◆ Stated goal
Pick out each line containing the string "Temperature" and copy it.
## Start Given entries
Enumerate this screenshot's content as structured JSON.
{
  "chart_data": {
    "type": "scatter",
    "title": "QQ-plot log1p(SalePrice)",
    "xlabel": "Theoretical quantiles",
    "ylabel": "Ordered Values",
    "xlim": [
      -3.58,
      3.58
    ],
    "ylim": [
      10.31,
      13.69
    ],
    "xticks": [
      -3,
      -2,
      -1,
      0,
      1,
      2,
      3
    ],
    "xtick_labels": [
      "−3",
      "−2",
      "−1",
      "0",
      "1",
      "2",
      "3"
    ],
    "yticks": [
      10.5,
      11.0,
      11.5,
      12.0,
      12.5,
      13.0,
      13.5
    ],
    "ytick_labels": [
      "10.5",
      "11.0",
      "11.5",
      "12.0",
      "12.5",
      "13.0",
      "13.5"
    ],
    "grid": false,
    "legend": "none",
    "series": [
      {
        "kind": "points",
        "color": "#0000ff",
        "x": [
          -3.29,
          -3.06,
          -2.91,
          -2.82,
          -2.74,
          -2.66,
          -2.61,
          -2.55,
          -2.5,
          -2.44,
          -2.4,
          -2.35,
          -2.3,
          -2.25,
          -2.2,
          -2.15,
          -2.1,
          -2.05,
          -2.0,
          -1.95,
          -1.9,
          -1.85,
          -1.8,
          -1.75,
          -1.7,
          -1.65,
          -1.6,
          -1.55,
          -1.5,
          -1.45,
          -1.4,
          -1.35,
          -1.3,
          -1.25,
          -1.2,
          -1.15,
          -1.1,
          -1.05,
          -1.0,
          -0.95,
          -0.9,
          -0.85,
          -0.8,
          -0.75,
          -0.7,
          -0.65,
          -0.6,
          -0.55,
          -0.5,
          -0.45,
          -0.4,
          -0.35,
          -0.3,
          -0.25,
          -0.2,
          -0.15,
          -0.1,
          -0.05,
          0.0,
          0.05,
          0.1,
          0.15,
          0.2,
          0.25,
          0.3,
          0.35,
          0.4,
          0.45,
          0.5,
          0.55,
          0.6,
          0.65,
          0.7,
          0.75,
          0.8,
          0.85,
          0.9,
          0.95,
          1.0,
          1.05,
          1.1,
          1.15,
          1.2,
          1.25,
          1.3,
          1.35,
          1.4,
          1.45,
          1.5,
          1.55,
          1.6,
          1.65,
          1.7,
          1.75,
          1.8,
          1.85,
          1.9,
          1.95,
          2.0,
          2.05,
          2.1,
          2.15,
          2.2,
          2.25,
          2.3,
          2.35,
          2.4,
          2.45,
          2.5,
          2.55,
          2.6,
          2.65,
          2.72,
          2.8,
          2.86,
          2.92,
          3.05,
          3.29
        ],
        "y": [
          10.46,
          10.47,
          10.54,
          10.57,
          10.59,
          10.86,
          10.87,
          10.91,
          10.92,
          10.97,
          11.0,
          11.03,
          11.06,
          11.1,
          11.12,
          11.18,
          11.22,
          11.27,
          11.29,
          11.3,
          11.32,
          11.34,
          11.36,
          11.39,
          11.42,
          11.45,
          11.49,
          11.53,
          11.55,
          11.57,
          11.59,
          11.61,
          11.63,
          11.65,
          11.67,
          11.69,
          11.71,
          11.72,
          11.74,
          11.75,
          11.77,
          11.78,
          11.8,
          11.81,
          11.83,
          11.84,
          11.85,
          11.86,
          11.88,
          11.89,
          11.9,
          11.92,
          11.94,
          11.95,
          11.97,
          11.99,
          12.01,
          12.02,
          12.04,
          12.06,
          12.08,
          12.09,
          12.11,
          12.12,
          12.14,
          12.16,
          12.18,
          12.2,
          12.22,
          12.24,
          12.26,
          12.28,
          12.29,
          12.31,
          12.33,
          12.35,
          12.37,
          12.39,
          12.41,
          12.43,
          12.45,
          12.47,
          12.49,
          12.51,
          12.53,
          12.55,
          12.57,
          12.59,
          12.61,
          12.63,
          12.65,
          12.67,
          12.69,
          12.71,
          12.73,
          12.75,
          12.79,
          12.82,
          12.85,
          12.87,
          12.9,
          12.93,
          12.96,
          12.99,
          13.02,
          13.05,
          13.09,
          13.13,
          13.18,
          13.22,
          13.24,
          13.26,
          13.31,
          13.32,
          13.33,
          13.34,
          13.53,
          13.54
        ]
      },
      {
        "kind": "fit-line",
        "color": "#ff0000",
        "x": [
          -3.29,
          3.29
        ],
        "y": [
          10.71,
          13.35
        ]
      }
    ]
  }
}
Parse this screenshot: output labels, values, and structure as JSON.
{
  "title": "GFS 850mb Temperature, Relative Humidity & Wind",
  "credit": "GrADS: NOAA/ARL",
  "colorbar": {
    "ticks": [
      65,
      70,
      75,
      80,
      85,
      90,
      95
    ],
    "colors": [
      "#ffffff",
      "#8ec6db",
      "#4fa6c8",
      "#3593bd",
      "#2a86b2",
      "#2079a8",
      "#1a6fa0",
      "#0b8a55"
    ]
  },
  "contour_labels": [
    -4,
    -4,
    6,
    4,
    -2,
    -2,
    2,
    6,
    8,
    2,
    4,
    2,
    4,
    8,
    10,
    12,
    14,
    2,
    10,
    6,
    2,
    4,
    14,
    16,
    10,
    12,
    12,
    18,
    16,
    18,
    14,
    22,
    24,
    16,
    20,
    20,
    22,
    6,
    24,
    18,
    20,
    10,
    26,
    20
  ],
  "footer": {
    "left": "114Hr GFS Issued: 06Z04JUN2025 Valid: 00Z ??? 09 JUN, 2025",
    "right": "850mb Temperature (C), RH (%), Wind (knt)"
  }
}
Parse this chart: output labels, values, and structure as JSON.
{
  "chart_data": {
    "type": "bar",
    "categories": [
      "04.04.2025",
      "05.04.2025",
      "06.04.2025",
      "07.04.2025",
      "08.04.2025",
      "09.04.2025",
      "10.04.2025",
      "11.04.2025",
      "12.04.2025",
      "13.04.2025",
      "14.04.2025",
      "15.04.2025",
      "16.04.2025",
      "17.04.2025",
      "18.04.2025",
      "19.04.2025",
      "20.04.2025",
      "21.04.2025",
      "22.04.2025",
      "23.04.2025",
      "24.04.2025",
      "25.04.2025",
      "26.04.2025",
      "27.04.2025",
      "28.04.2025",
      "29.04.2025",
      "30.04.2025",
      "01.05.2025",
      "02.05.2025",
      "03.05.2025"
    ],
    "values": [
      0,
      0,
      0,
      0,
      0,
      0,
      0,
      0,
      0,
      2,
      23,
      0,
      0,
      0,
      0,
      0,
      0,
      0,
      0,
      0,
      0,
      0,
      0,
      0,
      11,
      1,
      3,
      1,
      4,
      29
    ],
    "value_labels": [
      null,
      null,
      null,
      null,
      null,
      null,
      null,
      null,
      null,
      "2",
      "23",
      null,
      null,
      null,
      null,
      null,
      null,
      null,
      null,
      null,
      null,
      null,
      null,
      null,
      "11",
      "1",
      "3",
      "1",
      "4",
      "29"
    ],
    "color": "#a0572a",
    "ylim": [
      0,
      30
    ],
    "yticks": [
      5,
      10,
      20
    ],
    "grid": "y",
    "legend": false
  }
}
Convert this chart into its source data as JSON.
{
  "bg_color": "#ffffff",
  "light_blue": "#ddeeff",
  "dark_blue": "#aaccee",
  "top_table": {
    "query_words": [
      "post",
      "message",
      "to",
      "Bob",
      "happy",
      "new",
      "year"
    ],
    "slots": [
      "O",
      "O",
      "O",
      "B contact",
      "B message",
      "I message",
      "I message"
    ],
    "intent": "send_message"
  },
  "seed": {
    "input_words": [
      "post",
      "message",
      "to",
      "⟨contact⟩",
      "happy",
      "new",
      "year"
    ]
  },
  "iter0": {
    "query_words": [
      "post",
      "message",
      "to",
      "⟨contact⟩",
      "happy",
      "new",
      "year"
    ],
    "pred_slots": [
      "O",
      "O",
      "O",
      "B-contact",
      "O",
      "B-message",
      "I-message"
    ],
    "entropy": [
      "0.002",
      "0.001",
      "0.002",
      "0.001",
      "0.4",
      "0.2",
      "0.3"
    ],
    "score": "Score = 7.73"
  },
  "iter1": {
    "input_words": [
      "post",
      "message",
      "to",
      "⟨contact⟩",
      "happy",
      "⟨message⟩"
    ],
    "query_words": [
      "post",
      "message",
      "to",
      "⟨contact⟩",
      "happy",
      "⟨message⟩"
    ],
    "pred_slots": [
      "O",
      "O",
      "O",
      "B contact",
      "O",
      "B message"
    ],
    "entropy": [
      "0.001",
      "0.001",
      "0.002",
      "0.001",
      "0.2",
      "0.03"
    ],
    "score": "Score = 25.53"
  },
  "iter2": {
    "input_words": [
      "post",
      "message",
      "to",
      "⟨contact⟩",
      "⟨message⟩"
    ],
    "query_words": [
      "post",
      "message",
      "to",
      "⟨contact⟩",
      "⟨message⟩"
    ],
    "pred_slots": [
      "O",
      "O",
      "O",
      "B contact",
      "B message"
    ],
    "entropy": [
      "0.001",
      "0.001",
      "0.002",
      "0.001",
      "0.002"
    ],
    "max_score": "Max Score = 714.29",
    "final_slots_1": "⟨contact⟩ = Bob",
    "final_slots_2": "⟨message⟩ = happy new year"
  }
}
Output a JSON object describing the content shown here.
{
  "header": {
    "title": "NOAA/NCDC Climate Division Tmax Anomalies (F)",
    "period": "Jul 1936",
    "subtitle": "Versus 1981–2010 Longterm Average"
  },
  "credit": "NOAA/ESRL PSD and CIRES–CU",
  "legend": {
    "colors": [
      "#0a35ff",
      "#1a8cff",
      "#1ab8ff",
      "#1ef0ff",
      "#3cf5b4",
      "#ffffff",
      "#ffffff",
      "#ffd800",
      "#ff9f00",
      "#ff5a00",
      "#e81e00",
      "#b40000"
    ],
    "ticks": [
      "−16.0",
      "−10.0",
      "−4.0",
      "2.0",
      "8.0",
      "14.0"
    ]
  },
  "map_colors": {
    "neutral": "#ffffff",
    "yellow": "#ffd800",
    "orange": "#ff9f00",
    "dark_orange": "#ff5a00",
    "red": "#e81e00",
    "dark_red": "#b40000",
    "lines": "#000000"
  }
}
## End Given entries
◆ Output below
  "title": "GFS 850mb Temperature, Relative Humidity & Wind",
    "right": "850mb Temperature (C), RH (%), Wind (knt)"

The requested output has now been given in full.